» **WORK REQUIRED**:
Pull out every line from the listing that has the word "this".

» **PROVIDED MATERIAL**:
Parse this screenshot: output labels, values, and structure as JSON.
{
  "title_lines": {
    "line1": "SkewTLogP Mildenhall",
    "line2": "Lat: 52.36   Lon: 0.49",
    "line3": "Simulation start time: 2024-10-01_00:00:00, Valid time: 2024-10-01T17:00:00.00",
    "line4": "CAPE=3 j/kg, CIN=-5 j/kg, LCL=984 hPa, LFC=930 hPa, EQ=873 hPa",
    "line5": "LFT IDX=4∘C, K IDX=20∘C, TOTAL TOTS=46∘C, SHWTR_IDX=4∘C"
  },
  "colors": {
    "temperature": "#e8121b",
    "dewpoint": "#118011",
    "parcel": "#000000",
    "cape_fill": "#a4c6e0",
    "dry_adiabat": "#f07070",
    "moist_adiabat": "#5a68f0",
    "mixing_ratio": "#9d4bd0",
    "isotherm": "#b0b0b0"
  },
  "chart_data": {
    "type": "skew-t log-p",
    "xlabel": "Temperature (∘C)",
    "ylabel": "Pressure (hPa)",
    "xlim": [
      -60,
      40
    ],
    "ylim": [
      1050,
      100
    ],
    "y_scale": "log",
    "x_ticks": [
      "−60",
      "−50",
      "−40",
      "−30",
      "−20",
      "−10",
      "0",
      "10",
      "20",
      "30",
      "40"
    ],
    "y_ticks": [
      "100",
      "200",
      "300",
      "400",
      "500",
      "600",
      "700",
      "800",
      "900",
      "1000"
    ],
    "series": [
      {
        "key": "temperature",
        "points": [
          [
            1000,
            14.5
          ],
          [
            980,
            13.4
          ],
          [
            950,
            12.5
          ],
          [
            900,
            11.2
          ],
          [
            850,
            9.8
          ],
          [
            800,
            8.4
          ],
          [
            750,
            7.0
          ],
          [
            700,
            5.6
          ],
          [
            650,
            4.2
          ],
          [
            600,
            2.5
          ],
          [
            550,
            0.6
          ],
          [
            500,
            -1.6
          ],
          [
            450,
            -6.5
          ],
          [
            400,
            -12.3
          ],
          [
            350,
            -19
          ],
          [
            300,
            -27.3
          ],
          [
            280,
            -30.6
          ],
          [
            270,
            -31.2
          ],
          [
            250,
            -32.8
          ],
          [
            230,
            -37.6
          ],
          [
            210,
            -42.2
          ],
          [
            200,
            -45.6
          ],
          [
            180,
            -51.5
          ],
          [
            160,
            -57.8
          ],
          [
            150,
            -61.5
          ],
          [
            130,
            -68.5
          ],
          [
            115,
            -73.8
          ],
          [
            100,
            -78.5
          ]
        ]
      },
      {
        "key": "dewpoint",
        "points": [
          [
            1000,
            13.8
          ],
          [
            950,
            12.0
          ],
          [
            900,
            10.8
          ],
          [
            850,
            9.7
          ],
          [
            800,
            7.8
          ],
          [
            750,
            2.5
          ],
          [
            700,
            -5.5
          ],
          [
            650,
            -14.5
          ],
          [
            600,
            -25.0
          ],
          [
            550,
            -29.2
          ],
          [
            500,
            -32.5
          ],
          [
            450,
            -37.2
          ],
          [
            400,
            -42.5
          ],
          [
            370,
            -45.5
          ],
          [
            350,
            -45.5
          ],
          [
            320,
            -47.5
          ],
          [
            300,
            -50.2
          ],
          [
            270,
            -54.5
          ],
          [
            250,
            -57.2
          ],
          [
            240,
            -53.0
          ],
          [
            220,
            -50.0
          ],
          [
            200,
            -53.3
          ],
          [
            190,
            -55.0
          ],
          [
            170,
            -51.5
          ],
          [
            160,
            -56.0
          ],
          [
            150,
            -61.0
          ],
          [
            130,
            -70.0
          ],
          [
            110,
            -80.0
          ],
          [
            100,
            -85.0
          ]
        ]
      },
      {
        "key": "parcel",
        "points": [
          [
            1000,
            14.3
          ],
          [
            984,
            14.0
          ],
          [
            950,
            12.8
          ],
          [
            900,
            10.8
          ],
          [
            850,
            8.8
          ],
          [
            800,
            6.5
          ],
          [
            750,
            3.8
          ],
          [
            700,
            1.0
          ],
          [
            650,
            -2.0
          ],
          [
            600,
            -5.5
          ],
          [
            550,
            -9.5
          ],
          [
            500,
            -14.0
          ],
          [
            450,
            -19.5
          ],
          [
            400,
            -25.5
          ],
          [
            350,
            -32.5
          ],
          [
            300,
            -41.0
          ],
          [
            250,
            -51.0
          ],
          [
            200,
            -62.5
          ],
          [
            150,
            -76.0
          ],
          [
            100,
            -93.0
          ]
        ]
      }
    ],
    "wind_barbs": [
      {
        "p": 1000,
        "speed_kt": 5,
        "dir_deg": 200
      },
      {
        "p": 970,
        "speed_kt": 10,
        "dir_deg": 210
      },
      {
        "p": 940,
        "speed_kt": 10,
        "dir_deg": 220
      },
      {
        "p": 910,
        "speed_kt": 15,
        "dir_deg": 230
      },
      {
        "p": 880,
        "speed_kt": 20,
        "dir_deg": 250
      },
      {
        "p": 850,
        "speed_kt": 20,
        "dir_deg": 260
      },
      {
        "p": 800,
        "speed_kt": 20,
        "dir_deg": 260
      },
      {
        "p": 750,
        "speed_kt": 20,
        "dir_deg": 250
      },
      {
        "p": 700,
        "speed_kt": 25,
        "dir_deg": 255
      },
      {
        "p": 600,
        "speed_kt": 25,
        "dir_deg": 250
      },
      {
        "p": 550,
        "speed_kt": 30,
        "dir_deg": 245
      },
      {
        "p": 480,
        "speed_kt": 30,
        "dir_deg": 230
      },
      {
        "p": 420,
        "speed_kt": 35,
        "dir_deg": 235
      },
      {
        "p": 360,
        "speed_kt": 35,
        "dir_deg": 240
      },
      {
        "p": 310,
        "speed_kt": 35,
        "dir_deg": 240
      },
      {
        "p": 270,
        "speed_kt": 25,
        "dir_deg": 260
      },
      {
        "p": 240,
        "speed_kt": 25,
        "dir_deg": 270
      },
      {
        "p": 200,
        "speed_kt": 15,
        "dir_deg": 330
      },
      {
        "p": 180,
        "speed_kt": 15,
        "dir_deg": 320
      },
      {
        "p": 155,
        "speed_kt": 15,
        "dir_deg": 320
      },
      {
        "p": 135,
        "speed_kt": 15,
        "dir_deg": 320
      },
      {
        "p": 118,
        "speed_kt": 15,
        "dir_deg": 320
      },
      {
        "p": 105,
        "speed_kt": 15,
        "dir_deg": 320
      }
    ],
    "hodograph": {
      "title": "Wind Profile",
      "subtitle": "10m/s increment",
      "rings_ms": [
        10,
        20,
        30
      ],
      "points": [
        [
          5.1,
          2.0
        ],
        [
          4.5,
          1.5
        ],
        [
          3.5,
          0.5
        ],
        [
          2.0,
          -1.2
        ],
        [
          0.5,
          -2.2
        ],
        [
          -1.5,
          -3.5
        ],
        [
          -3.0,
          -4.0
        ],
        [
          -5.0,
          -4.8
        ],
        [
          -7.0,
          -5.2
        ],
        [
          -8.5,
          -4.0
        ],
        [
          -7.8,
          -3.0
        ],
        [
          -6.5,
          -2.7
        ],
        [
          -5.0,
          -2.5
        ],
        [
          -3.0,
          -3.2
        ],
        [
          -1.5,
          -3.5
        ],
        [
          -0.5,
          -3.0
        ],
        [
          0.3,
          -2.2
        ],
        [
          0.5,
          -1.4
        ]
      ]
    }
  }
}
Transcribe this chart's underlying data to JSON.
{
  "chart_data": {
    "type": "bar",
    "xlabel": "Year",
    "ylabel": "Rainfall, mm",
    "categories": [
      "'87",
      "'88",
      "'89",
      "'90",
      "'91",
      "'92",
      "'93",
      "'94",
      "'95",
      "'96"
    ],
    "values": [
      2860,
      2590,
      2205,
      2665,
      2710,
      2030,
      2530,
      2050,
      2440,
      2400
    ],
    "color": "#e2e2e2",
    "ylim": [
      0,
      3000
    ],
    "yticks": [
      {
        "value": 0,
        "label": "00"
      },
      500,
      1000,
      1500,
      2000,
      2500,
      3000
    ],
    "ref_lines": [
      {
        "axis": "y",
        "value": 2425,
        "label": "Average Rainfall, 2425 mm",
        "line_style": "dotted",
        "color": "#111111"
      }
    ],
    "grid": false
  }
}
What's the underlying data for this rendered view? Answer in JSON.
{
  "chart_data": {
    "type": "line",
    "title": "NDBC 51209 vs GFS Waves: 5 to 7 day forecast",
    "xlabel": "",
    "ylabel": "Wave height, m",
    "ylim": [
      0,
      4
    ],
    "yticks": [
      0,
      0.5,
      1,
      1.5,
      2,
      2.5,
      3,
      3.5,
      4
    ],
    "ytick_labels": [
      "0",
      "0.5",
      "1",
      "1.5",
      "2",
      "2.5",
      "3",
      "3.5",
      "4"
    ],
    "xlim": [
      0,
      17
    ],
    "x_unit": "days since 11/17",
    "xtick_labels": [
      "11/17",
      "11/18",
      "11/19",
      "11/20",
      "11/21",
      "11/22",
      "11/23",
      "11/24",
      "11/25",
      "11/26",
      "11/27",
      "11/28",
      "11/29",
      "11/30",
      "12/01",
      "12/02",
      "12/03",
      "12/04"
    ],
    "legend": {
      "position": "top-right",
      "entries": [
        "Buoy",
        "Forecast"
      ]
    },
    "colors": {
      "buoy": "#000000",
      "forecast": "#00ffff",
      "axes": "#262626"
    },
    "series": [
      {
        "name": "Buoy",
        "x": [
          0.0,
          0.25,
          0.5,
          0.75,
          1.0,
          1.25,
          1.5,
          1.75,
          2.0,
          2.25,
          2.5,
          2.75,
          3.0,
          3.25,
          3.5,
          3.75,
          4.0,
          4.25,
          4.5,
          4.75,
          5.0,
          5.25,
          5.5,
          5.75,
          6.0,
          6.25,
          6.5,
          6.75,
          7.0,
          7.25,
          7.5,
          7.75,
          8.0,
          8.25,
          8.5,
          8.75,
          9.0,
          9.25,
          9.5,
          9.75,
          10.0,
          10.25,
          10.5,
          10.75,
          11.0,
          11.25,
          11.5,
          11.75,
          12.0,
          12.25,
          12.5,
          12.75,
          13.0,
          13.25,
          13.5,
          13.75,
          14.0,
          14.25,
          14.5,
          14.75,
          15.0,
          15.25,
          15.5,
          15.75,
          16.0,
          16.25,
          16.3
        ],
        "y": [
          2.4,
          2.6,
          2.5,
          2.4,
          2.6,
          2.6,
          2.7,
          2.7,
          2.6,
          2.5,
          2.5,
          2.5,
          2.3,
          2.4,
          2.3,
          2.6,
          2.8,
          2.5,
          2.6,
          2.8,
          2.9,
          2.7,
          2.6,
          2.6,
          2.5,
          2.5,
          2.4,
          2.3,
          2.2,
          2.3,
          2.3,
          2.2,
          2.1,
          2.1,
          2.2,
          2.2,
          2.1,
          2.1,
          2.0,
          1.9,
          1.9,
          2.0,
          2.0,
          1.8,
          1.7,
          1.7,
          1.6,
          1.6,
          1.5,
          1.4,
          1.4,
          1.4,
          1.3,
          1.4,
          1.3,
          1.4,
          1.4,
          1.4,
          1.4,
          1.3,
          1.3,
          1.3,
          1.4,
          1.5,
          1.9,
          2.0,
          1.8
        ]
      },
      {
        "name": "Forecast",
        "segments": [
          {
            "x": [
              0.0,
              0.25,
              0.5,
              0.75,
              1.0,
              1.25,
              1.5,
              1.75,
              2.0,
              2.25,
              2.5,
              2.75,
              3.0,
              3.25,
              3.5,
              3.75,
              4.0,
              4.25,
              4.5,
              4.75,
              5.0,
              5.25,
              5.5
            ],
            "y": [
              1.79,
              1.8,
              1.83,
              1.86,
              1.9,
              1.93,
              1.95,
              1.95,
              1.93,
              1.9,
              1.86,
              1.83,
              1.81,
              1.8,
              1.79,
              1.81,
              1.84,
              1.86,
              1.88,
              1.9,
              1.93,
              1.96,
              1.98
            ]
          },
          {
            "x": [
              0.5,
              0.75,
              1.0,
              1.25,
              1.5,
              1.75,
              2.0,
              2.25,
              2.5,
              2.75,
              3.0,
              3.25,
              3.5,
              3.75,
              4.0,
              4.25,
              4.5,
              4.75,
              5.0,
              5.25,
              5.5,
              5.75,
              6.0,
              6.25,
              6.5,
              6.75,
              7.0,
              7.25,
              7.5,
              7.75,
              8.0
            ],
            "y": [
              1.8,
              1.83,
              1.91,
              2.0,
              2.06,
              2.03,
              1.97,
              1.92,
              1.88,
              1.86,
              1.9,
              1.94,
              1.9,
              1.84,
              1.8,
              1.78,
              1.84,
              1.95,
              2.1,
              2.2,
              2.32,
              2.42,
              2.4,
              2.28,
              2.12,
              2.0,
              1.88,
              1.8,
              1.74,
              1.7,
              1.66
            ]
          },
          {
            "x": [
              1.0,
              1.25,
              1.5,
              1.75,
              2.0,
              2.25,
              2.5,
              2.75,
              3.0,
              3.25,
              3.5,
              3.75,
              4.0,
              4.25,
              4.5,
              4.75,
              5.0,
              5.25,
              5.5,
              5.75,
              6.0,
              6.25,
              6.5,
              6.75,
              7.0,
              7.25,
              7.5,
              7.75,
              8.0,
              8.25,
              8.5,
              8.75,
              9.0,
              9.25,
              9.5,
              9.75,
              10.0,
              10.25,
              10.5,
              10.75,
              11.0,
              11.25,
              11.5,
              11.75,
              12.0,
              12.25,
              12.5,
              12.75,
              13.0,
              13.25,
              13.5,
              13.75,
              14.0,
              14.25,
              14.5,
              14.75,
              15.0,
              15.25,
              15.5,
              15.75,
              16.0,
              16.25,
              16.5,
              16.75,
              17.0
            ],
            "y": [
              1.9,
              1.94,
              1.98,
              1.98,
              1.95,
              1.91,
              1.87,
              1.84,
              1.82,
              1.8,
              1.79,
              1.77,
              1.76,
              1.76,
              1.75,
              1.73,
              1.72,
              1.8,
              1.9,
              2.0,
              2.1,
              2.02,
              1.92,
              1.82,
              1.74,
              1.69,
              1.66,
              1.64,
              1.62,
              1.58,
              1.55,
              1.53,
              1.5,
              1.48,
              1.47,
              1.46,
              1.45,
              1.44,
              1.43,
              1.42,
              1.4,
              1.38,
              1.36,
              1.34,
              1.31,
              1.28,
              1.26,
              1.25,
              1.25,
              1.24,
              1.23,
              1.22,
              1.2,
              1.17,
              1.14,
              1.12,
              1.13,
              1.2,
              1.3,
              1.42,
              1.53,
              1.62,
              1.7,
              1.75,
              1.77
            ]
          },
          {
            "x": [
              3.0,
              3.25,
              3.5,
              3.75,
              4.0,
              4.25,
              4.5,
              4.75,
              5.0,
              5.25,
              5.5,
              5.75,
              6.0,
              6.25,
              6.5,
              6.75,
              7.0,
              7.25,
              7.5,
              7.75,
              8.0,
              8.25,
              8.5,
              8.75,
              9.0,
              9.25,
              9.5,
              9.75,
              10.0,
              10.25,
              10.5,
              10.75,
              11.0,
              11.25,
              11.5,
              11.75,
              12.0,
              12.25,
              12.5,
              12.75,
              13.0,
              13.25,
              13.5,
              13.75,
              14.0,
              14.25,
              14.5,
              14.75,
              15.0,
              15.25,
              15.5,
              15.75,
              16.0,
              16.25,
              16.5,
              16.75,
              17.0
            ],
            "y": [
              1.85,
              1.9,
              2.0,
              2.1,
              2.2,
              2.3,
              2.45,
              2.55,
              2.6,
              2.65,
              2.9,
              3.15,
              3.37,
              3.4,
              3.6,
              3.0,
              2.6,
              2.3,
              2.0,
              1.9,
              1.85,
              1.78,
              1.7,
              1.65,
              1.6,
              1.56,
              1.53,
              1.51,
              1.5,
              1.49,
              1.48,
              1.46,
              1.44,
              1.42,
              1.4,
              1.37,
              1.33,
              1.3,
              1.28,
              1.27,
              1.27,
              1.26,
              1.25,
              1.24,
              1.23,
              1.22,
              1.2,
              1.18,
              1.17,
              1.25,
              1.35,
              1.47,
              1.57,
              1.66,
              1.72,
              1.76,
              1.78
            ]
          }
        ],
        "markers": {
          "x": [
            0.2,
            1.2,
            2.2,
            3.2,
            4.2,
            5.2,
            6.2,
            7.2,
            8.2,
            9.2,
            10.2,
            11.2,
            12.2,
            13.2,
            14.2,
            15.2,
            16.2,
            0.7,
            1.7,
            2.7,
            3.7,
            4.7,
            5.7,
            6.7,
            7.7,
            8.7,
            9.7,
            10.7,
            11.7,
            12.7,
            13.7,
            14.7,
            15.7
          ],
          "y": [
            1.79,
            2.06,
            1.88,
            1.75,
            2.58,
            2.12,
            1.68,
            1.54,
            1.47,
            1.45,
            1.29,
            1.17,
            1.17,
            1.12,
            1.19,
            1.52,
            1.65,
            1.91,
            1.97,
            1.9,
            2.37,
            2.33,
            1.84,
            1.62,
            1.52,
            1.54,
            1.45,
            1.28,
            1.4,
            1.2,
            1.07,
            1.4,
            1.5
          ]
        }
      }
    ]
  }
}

» **THE ANSWER**:
Parse this screenshot: output labels, values, and structure as JSON.
Transcribe this chart's underlying data to JSON.
What's the underlying data for this rendered view? Answer in JSON.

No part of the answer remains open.